What is being asked —
Reproduce every entry in the listing without alteration.

Records —

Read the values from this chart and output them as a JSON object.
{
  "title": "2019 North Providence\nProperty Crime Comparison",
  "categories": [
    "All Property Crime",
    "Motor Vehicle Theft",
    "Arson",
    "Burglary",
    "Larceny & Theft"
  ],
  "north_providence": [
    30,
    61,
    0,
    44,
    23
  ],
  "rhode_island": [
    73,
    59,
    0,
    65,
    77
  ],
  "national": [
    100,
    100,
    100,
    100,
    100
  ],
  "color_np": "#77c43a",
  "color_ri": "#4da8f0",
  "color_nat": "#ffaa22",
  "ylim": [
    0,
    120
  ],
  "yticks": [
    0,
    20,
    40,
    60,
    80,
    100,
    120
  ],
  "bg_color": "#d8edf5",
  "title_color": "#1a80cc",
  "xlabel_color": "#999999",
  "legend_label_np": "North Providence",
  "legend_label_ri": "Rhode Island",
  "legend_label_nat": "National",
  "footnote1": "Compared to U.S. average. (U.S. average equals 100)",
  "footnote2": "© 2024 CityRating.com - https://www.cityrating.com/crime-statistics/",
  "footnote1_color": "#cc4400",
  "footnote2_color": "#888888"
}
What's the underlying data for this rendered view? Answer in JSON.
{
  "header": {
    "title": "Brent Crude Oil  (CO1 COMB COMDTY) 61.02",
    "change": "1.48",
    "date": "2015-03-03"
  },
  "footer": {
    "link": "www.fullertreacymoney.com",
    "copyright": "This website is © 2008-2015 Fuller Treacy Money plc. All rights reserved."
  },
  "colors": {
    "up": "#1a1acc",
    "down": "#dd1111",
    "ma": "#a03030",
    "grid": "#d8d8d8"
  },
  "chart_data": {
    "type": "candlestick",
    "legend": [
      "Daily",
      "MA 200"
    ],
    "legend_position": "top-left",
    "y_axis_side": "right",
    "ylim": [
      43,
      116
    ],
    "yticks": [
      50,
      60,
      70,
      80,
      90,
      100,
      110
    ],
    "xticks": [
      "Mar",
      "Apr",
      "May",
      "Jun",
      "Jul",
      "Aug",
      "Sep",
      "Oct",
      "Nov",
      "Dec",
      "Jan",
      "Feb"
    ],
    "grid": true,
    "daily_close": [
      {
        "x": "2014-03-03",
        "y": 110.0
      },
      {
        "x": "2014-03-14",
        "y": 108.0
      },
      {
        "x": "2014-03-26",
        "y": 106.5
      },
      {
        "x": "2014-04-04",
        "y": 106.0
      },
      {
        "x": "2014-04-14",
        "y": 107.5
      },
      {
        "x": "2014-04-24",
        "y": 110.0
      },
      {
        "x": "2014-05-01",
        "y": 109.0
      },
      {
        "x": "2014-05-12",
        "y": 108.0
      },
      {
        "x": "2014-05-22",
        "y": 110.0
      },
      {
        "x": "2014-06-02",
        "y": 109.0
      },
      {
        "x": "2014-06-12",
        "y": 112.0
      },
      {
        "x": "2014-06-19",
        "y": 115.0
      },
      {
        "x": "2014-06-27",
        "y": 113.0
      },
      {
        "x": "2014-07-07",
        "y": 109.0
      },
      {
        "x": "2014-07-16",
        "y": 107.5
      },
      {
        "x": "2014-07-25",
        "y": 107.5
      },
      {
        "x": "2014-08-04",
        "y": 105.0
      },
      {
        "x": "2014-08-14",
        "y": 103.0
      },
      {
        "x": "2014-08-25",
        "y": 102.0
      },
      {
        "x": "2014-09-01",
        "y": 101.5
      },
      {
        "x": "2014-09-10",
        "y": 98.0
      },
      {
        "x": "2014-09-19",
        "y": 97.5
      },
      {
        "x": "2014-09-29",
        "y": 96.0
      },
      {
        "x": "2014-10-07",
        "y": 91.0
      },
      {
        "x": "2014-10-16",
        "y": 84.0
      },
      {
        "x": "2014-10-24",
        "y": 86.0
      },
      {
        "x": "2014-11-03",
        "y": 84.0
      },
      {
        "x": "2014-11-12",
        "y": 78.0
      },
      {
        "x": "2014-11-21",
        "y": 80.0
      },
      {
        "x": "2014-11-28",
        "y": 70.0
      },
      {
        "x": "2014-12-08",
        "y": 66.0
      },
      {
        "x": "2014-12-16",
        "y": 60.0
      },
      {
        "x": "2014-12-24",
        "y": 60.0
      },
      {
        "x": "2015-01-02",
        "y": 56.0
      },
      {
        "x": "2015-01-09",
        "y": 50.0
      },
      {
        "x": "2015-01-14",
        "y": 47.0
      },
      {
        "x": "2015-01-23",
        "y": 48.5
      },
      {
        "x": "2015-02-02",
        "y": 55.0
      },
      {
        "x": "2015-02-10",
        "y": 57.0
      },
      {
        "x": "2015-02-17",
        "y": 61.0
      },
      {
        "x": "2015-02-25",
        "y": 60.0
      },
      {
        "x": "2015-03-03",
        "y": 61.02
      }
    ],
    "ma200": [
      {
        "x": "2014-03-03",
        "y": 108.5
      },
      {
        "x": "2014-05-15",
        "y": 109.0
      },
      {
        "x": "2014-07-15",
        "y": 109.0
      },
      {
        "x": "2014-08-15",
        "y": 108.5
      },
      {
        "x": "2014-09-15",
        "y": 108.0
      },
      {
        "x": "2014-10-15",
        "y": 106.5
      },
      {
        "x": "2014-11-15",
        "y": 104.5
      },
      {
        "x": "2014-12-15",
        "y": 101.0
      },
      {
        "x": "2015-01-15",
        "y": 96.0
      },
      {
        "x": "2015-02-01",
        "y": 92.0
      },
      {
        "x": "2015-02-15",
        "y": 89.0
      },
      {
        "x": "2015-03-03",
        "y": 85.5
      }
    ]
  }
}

Exercise answer —
Read the values from this chart and output them as a JSON object.
{
  "title": "2019 North Providence\nProperty Crime Comparison",
  "categories": [
    "All Property Crime",
    "Motor Vehicle Theft",
    "Arson",
    "Burglary",
    "Larceny & Theft"
  ],
  "north_providence": [
    30,
    61,
    0,
    44,
    23
  ],
  "rhode_island": [
    73,
    59,
    0,
    65,
    77
  ],
  "national": [
    100,
    100,
    100,
    100,
    100
  ],
  "color_np": "#77c43a",
  "color_ri": "#4da8f0",
  "color_nat": "#ffaa22",
  "ylim": [
    0,
    120
  ],
  "yticks": [
    0,
    20,
    40,
    60,
    80,
    100,
    120
  ],
  "bg_color": "#d8edf5",
  "title_color": "#1a80cc",
  "xlabel_color": "#999999",
  "legend_label_np": "North Providence",
  "legend_label_ri": "Rhode Island",
  "legend_label_nat": "National",
  "footnote1": "Compared to U.S. average. (U.S. average equals 100)",
  "footnote2": "© 2024 CityRating.com - https://www.cityrating.com/crime-statistics/",
  "footnote1_color": "#cc4400",
  "footnote2_color": "#888888"
}
What's the underlying data for this rendered view? Answer in JSON.
{
  "header": {
    "title": "Brent Crude Oil  (CO1 COMB COMDTY) 61.02",
    "change": "1.48",
    "date": "2015-03-03"
  },
  "footer": {
    "link": "www.fullertreacymoney.com",
    "copyright": "This website is © 2008-2015 Fuller Treacy Money plc. All rights reserved."
  },
  "colors": {
    "up": "#1a1acc",
    "down": "#dd1111",
    "ma": "#a03030",
    "grid": "#d8d8d8"
  },
  "chart_data": {
    "type": "candlestick",
    "legend": [
      "Daily",
      "MA 200"
    ],
    "legend_position": "top-left",
    "y_axis_side": "right",
    "ylim": [
      43,
      116
    ],
    "yticks": [
      50,
      60,
      70,
      80,
      90,
      100,
      110
    ],
    "xticks": [
      "Mar",
      "Apr",
      "May",
      "Jun",
      "Jul",
      "Aug",
      "Sep",
      "Oct",
      "Nov",
      "Dec",
      "Jan",
      "Feb"
    ],
    "grid": true,
    "daily_close": [
      {
        "x": "2014-03-03",
        "y": 110.0
      },
      {
        "x": "2014-03-14",
        "y": 108.0
      },
      {
        "x": "2014-03-26",
        "y": 106.5
      },
      {
        "x": "2014-04-04",
        "y": 106.0
      },
      {
        "x": "2014-04-14",
        "y": 107.5
      },
      {
        "x": "2014-04-24",
        "y": 110.0
      },
      {
        "x": "2014-05-01",
        "y": 109.0
      },
      {
        "x": "2014-05-12",
        "y": 108.0
      },
      {
        "x": "2014-05-22",
        "y": 110.0
      },
      {
        "x": "2014-06-02",
        "y": 109.0
      },
      {
        "x": "2014-06-12",
        "y": 112.0
      },
      {
        "x": "2014-06-19",
        "y": 115.0
      },
      {
        "x": "2014-06-27",
        "y": 113.0
      },
      {
        "x": "2014-07-07",
        "y": 109.0
      },
      {
        "x": "2014-07-16",
        "y": 107.5
      },
      {
        "x": "2014-07-25",
        "y": 107.5
      },
      {
        "x": "2014-08-04",
        "y": 105.0
      },
      {
        "x": "2014-08-14",
        "y": 103.0
      },
      {
        "x": "2014-08-25",
        "y": 102.0
      },
      {
        "x": "2014-09-01",
        "y": 101.5
      },
      {
        "x": "2014-09-10",
        "y": 98.0
      },
      {
        "x": "2014-09-19",
        "y": 97.5
      },
      {
        "x": "2014-09-29",
        "y": 96.0
      },
      {
        "x": "2014-10-07",
        "y": 91.0
      },
      {
        "x": "2014-10-16",
        "y": 84.0
      },
      {
        "x": "2014-10-24",
        "y": 86.0
      },
      {
        "x": "2014-11-03",
        "y": 84.0
      },
      {
        "x": "2014-11-12",
        "y": 78.0
      },
      {
        "x": "2014-11-21",
        "y": 80.0
      },
      {
        "x": "2014-11-28",
        "y": 70.0
      },
      {
        "x": "2014-12-08",
        "y": 66.0
      },
      {
        "x": "2014-12-16",
        "y": 60.0
      },
      {
        "x": "2014-12-24",
        "y": 60.0
      },
      {
        "x": "2015-01-02",
        "y": 56.0
      },
      {
        "x": "2015-01-09",
        "y": 50.0
      },
      {
        "x": "2015-01-14",
        "y": 47.0
      },
      {
        "x": "2015-01-23",
        "y": 48.5
      },
      {
        "x": "2015-02-02",
        "y": 55.0
      },
      {
        "x": "2015-02-10",
        "y": 57.0
      },
      {
        "x": "2015-02-17",
        "y": 61.0
      },
      {
        "x": "2015-02-25",
        "y": 60.0
      },
      {
        "x": "2015-03-03",
        "y": 61.02
      }
    ],
    "ma200": [
      {
        "x": "2014-03-03",
        "y": 108.5
      },
      {
        "x": "2014-05-15",
        "y": 109.0
      },
      {
        "x": "2014-07-15",
        "y": 109.0
      },
      {
        "x": "2014-08-15",
        "y": 108.5
      },
      {
        "x": "2014-09-15",
        "y": 108.0
      },
      {
        "x": "2014-10-15",
        "y": 106.5
      },
      {
        "x": "2014-11-15",
        "y": 104.5
      },
      {
        "x": "2014-12-15",
        "y": 101.0
      },
      {
        "x": "2015-01-15",
        "y": 96.0
      },
      {
        "x": "2015-02-01",
        "y": 92.0
      },
      {
        "x": "2015-02-15",
        "y": 89.0
      },
      {
        "x": "2015-03-03",
        "y": 85.5
      }
    ]
  }
}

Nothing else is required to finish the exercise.